[Dataset items]
++++++++++++++++++++
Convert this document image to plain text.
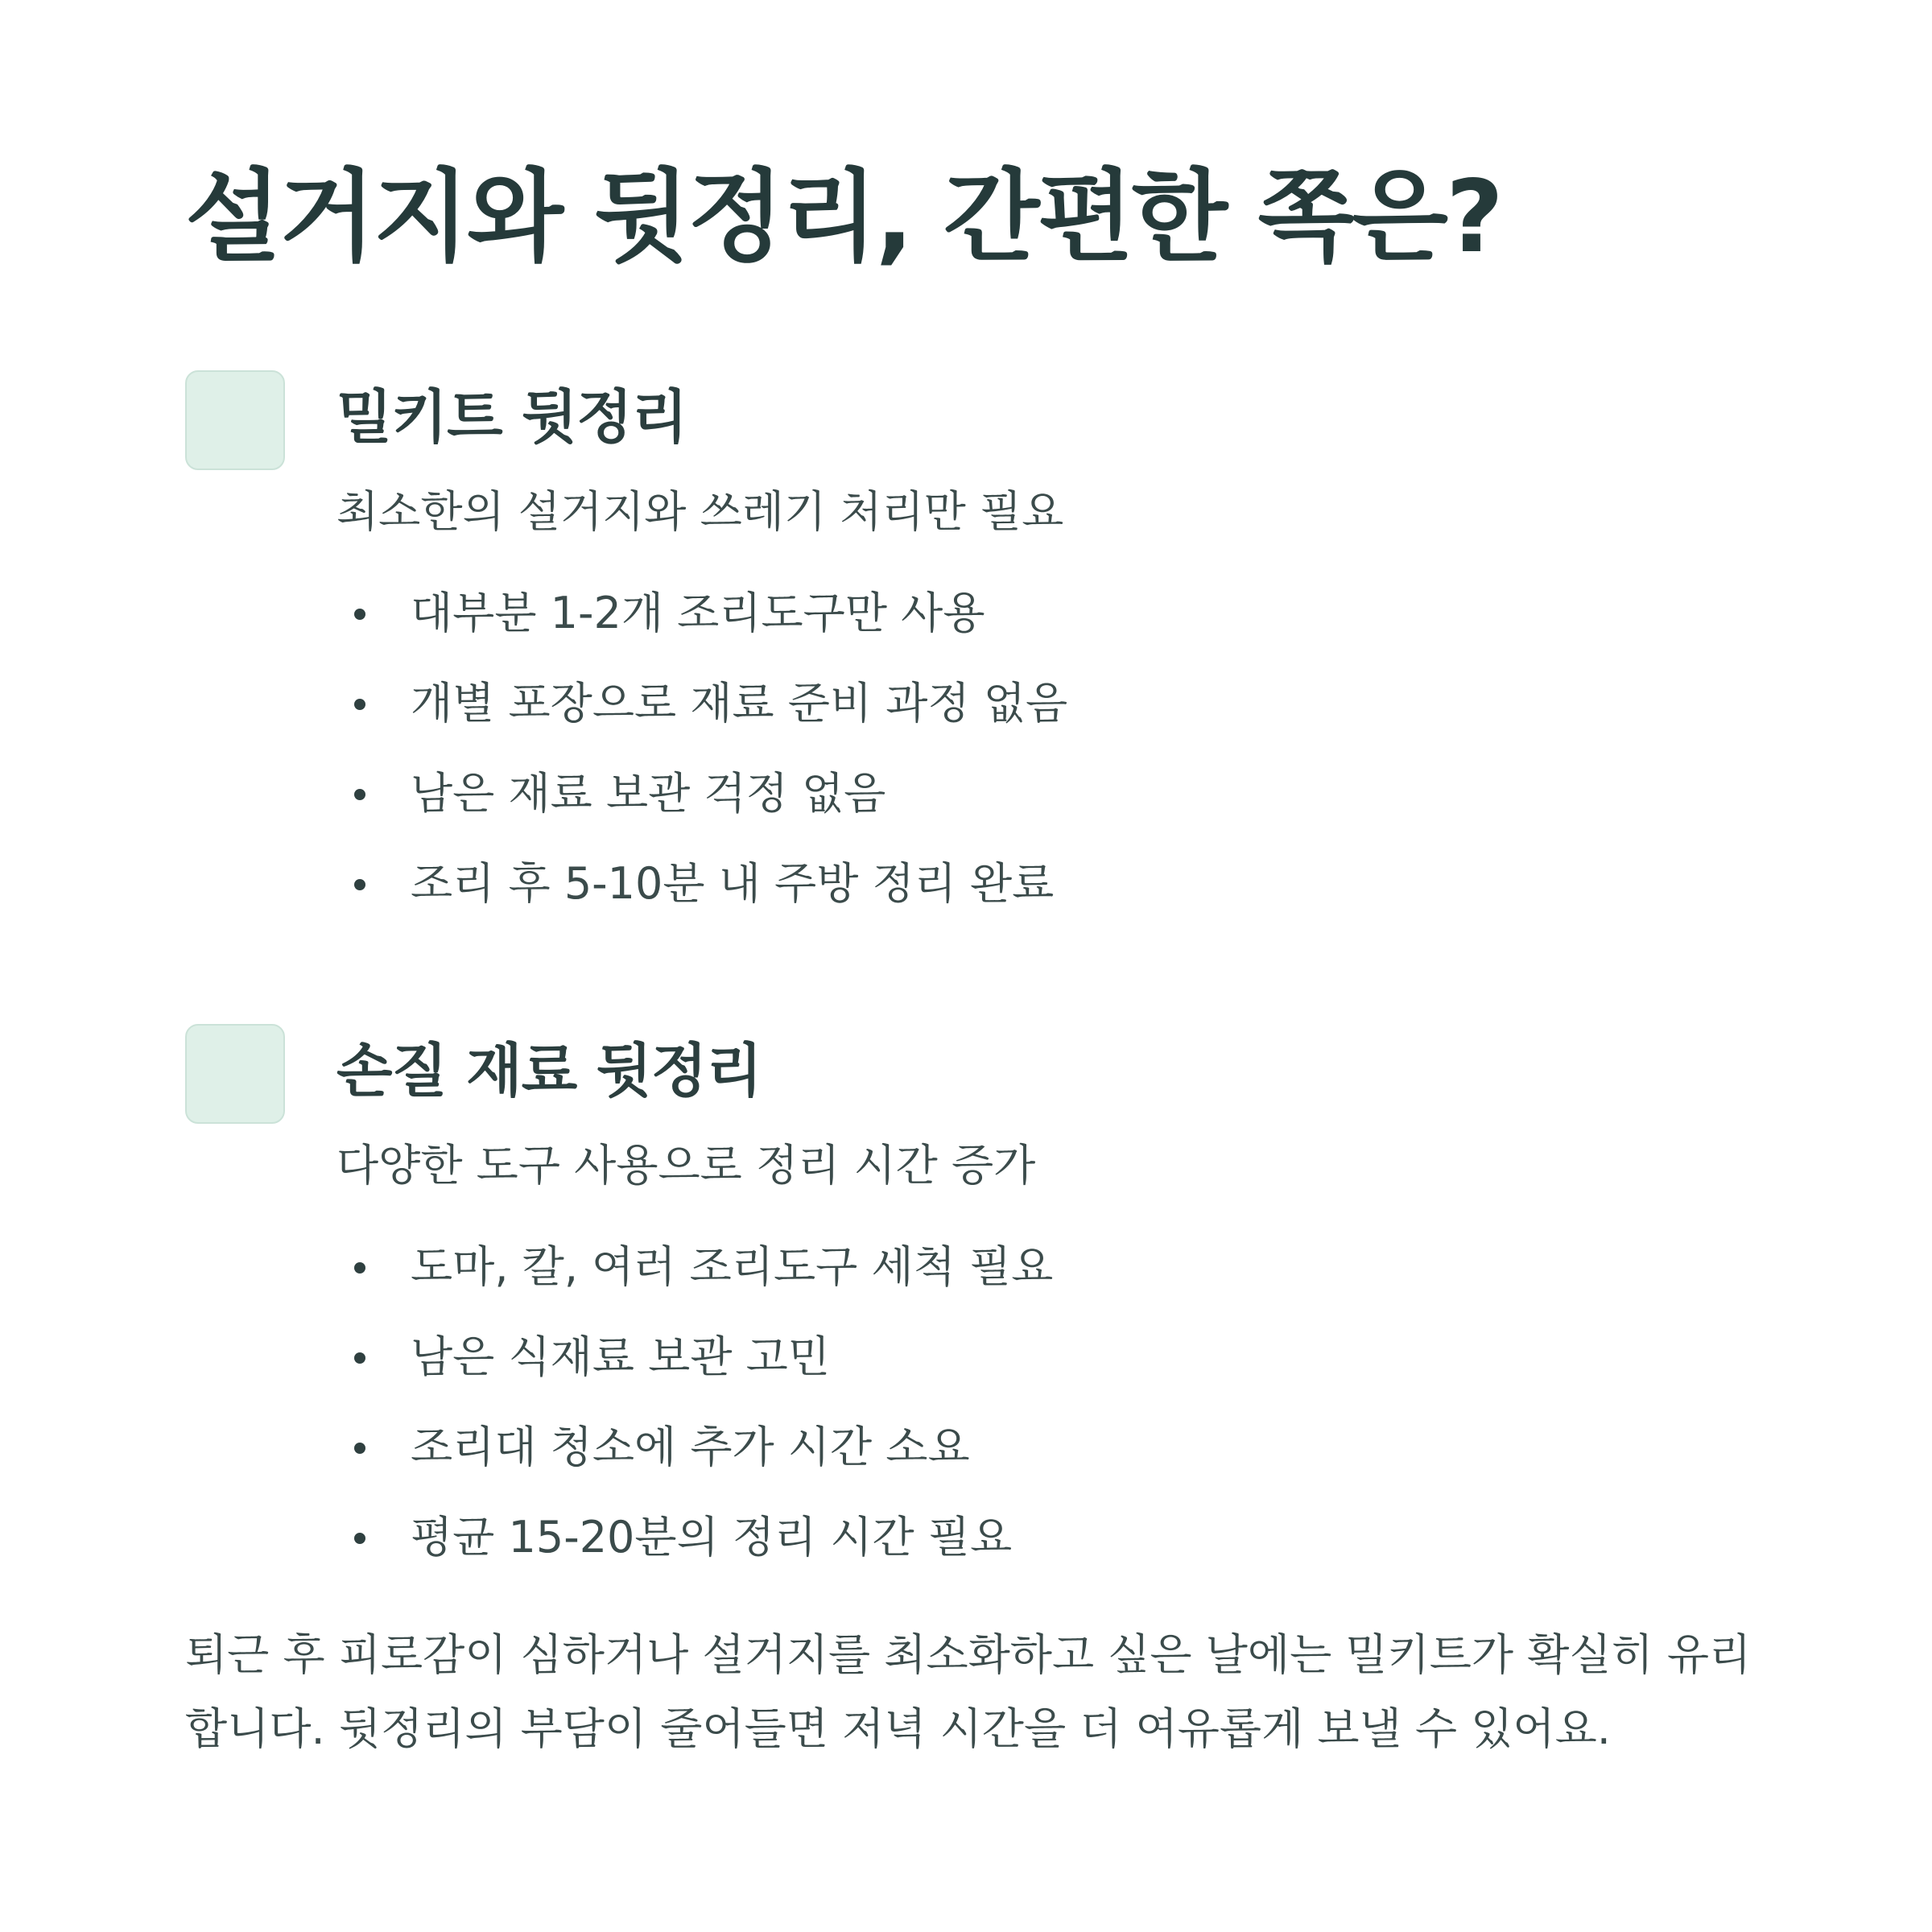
설거지와 뒷정리, 간편한 쪽은?
밀키트 뒷정리

최소한의 설거지와 쓰레기 처리만 필요

대부분 1-2개 조리도구만 사용
개별 포장으로 재료 준비 과정 없음
남은 재료 보관 걱정 없음
조리 후 5-10분 내 주방 정리 완료
손질 재료 뒷정리

다양한 도구 사용으로 정리 시간 증가

도마, 칼, 여러 조리도구 세척 필요
남은 식재료 보관 고민
조리대 청소에 추가 시간 소요
평균 15-20분의 정리 시간 필요

퇴근 후 피로감이 심하거나 설거지를 최소화하고 싶은 날에는 밀키트가 확실히 유리합니다. 뒷정리의 부담이 줄어들면 저녁 시간을 더 여유롭게 보낼 수 있어요.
++++++++++++++++++++
SHORT PROBLEM
A faithful copy of the records above is needed, with the pictures left out.

ANSWER TO THIS TASK
Convert this document image to plain text.
설거지와 뒷정리, 간편한 쪽은?
밀키트 뒷정리

최소한의 설거지와 쓰레기 처리만 필요

대부분 1-2개 조리도구만 사용
개별 포장으로 재료 준비 과정 없음
남은 재료 보관 걱정 없음
조리 후 5-10분 내 주방 정리 완료
손질 재료 뒷정리

다양한 도구 사용으로 정리 시간 증가

도마, 칼, 여러 조리도구 세척 필요
남은 식재료 보관 고민
조리대 청소에 추가 시간 소요
평균 15-20분의 정리 시간 필요

퇴근 후 피로감이 심하거나 설거지를 최소화하고 싶은 날에는 밀키트가 확실히 유리합니다. 뒷정리의 부담이 줄어들면 저녁 시간을 더 여유롭게 보낼 수 있어요.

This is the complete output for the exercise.